→ GOAL OF THE EXERCISE: Below is a block of records; return all of them exactly, but without the images.

[Stored data entries]
>> Start
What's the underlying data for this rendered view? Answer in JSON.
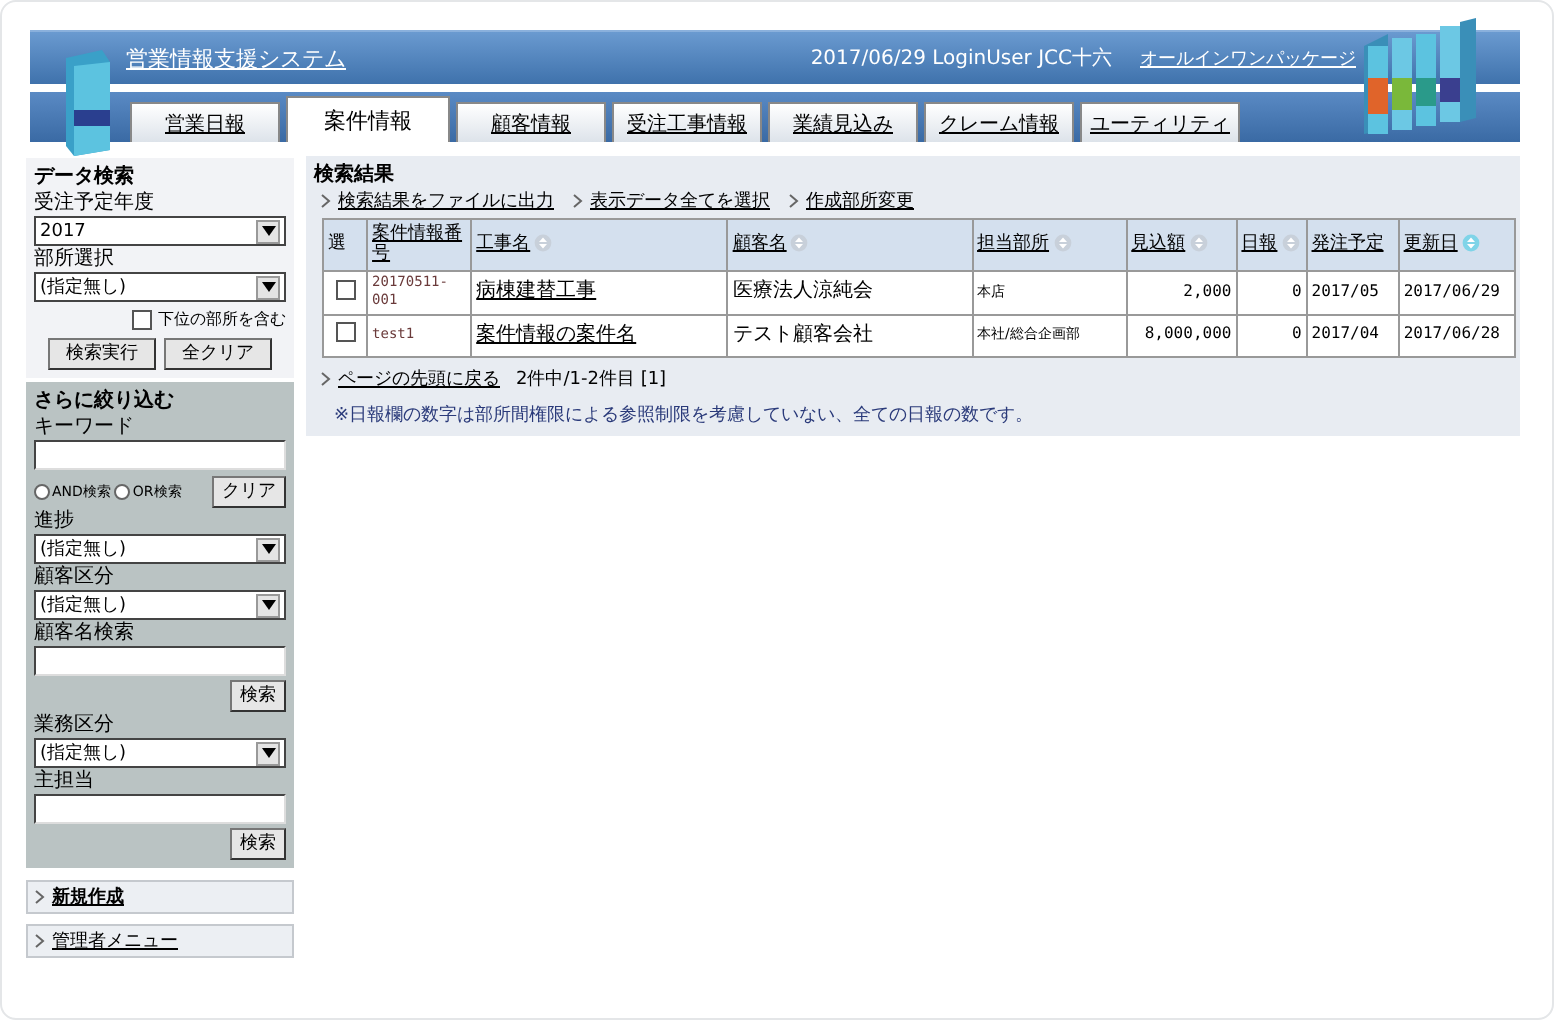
{
  "header": {
    "title": "営業情報支援システム",
    "info": "2017/06/29 LoginUser JCC十六",
    "package_link": "オールインワンパッケージ"
  },
  "tabs": [
    {
      "label": "営業日報",
      "selected": false
    },
    {
      "label": "案件情報",
      "selected": true
    },
    {
      "label": "顧客情報",
      "selected": false
    },
    {
      "label": "受注工事情報",
      "selected": false
    },
    {
      "label": "業績見込み",
      "selected": false
    },
    {
      "label": "クレーム情報",
      "selected": false
    },
    {
      "label": "ユーティリティ",
      "selected": false
    }
  ],
  "sidebar": {
    "search": {
      "title": "データ検索",
      "items": [
        {
          "kind": "label",
          "text": "受注予定年度"
        },
        {
          "kind": "select",
          "value": "2017"
        },
        {
          "kind": "label",
          "text": "部所選択"
        },
        {
          "kind": "select",
          "value": "(指定無し)"
        },
        {
          "kind": "checkbox",
          "text": "下位の部所を含む",
          "checked": false
        },
        {
          "kind": "buttons",
          "buttons": [
            "検索実行",
            "全クリア"
          ]
        }
      ]
    },
    "refine": {
      "title": "さらに絞り込む",
      "items": [
        {
          "kind": "label",
          "text": "キーワード"
        },
        {
          "kind": "input"
        },
        {
          "kind": "radios",
          "options": [
            {
              "text": "AND検索",
              "selected": false
            },
            {
              "text": "OR検索",
              "selected": false
            }
          ],
          "button": "クリア"
        },
        {
          "kind": "label",
          "text": "進捗"
        },
        {
          "kind": "select",
          "value": "(指定無し)"
        },
        {
          "kind": "label",
          "text": "顧客区分"
        },
        {
          "kind": "select",
          "value": "(指定無し)"
        },
        {
          "kind": "label",
          "text": "顧客名検索"
        },
        {
          "kind": "input"
        },
        {
          "kind": "button",
          "text": "検索"
        },
        {
          "kind": "label",
          "text": "業務区分"
        },
        {
          "kind": "select",
          "value": "(指定無し)"
        },
        {
          "kind": "label",
          "text": "主担当"
        },
        {
          "kind": "input"
        },
        {
          "kind": "button",
          "text": "検索"
        }
      ]
    },
    "links": [
      {
        "label": "新規作成",
        "bold": true
      },
      {
        "label": "管理者メニュー",
        "bold": false
      }
    ]
  },
  "results": {
    "title": "検索結果",
    "actions": [
      "検索結果をファイルに出力",
      "表示データ全てを選択",
      "作成部所変更"
    ],
    "columns": [
      {
        "label": "選",
        "link": false,
        "sortable": false
      },
      {
        "label": "案件情報番号",
        "link": true,
        "sortable": false
      },
      {
        "label": "工事名",
        "link": true,
        "sortable": true,
        "sorted": false
      },
      {
        "label": "顧客名",
        "link": true,
        "sortable": true,
        "sorted": false
      },
      {
        "label": "担当部所",
        "link": true,
        "sortable": true,
        "sorted": false
      },
      {
        "label": "見込額",
        "link": true,
        "sortable": true,
        "sorted": false
      },
      {
        "label": "日報",
        "link": true,
        "sortable": true,
        "sorted": false
      },
      {
        "label": "発注予定",
        "link": true,
        "sortable": false
      },
      {
        "label": "更新日",
        "link": true,
        "sortable": true,
        "sorted": true
      }
    ],
    "rows": [
      {
        "checked": false,
        "number": "20170511-001",
        "name": "病棟建替工事",
        "customer": "医療法人涼純会",
        "department": "本店",
        "amount": "2,000",
        "reports": "0",
        "order_month": "2017/05",
        "updated": "2017/06/29"
      },
      {
        "checked": false,
        "number": "test1",
        "name": "案件情報の案件名",
        "customer": "テスト顧客会社",
        "department": "本社/総合企画部",
        "amount": "8,000,000",
        "reports": "0",
        "order_month": "2017/04",
        "updated": "2017/06/28"
      }
    ],
    "back_link": "ページの先頭に戻る",
    "count": "2件中/1-2件目 [1]",
    "note": "※日報欄の数字は部所間権限による参照制限を考慮していない、全ての日報の数です。"
  }
}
>> End
→ OUTPUT:
What's the underlying data for this rendered view? Answer in JSON.
{
  "header": {
    "title": "営業情報支援システム",
    "info": "2017/06/29 LoginUser JCC十六",
    "package_link": "オールインワンパッケージ"
  },
  "tabs": [
    {
      "label": "営業日報",
      "selected": false
    },
    {
      "label": "案件情報",
      "selected": true
    },
    {
      "label": "顧客情報",
      "selected": false
    },
    {
      "label": "受注工事情報",
      "selected": false
    },
    {
      "label": "業績見込み",
      "selected": false
    },
    {
      "label": "クレーム情報",
      "selected": false
    },
    {
      "label": "ユーティリティ",
      "selected": false
    }
  ],
  "sidebar": {
    "search": {
      "title": "データ検索",
      "items": [
        {
          "kind": "label",
          "text": "受注予定年度"
        },
        {
          "kind": "select",
          "value": "2017"
        },
        {
          "kind": "label",
          "text": "部所選択"
        },
        {
          "kind": "select",
          "value": "(指定無し)"
        },
        {
          "kind": "checkbox",
          "text": "下位の部所を含む",
          "checked": false
        },
        {
          "kind": "buttons",
          "buttons": [
            "検索実行",
            "全クリア"
          ]
        }
      ]
    },
    "refine": {
      "title": "さらに絞り込む",
      "items": [
        {
          "kind": "label",
          "text": "キーワード"
        },
        {
          "kind": "input"
        },
        {
          "kind": "radios",
          "options": [
            {
              "text": "AND検索",
              "selected": false
            },
            {
              "text": "OR検索",
              "selected": false
            }
          ],
          "button": "クリア"
        },
        {
          "kind": "label",
          "text": "進捗"
        },
        {
          "kind": "select",
          "value": "(指定無し)"
        },
        {
          "kind": "label",
          "text": "顧客区分"
        },
        {
          "kind": "select",
          "value": "(指定無し)"
        },
        {
          "kind": "label",
          "text": "顧客名検索"
        },
        {
          "kind": "input"
        },
        {
          "kind": "button",
          "text": "検索"
        },
        {
          "kind": "label",
          "text": "業務区分"
        },
        {
          "kind": "select",
          "value": "(指定無し)"
        },
        {
          "kind": "label",
          "text": "主担当"
        },
        {
          "kind": "input"
        },
        {
          "kind": "button",
          "text": "検索"
        }
      ]
    },
    "links": [
      {
        "label": "新規作成",
        "bold": true
      },
      {
        "label": "管理者メニュー",
        "bold": false
      }
    ]
  },
  "results": {
    "title": "検索結果",
    "actions": [
      "検索結果をファイルに出力",
      "表示データ全てを選択",
      "作成部所変更"
    ],
    "columns": [
      {
        "label": "選",
        "link": false,
        "sortable": false
      },
      {
        "label": "案件情報番号",
        "link": true,
        "sortable": false
      },
      {
        "label": "工事名",
        "link": true,
        "sortable": true,
        "sorted": false
      },
      {
        "label": "顧客名",
        "link": true,
        "sortable": true,
        "sorted": false
      },
      {
        "label": "担当部所",
        "link": true,
        "sortable": true,
        "sorted": false
      },
      {
        "label": "見込額",
        "link": true,
        "sortable": true,
        "sorted": false
      },
      {
        "label": "日報",
        "link": true,
        "sortable": true,
        "sorted": false
      },
      {
        "label": "発注予定",
        "link": true,
        "sortable": false
      },
      {
        "label": "更新日",
        "link": true,
        "sortable": true,
        "sorted": true
      }
    ],
    "rows": [
      {
        "checked": false,
        "number": "20170511-001",
        "name": "病棟建替工事",
        "customer": "医療法人涼純会",
        "department": "本店",
        "amount": "2,000",
        "reports": "0",
        "order_month": "2017/05",
        "updated": "2017/06/29"
      },
      {
        "checked": false,
        "number": "test1",
        "name": "案件情報の案件名",
        "customer": "テスト顧客会社",
        "department": "本社/総合企画部",
        "amount": "8,000,000",
        "reports": "0",
        "order_month": "2017/04",
        "updated": "2017/06/28"
      }
    ],
    "back_link": "ページの先頭に戻る",
    "count": "2件中/1-2件目 [1]",
    "note": "※日報欄の数字は部所間権限による参照制限を考慮していない、全ての日報の数です。"
  }
}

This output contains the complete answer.